--- start of RECORDS SUPPLIED ---
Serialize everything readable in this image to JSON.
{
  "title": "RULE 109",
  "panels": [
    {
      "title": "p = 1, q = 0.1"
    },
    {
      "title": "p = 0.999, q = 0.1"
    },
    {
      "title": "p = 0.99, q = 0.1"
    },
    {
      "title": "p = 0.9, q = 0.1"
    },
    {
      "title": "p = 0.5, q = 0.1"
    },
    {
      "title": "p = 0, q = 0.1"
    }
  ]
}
--- end of RECORDS SUPPLIED ---
TASK DIRECTIONS:
Locate the word "title" in the data above. Copy every line carrying it.

FINISHED EXERCISE:
  "title": "RULE 109",
      "title": "p = 1, q = 0.1"
      "title": "p = 0.999, q = 0.1"
      "title": "p = 0.99, q = 0.1"
      "title": "p = 0.9, q = 0.1"
      "title": "p = 0.5, q = 0.1"
      "title": "p = 0, q = 0.1"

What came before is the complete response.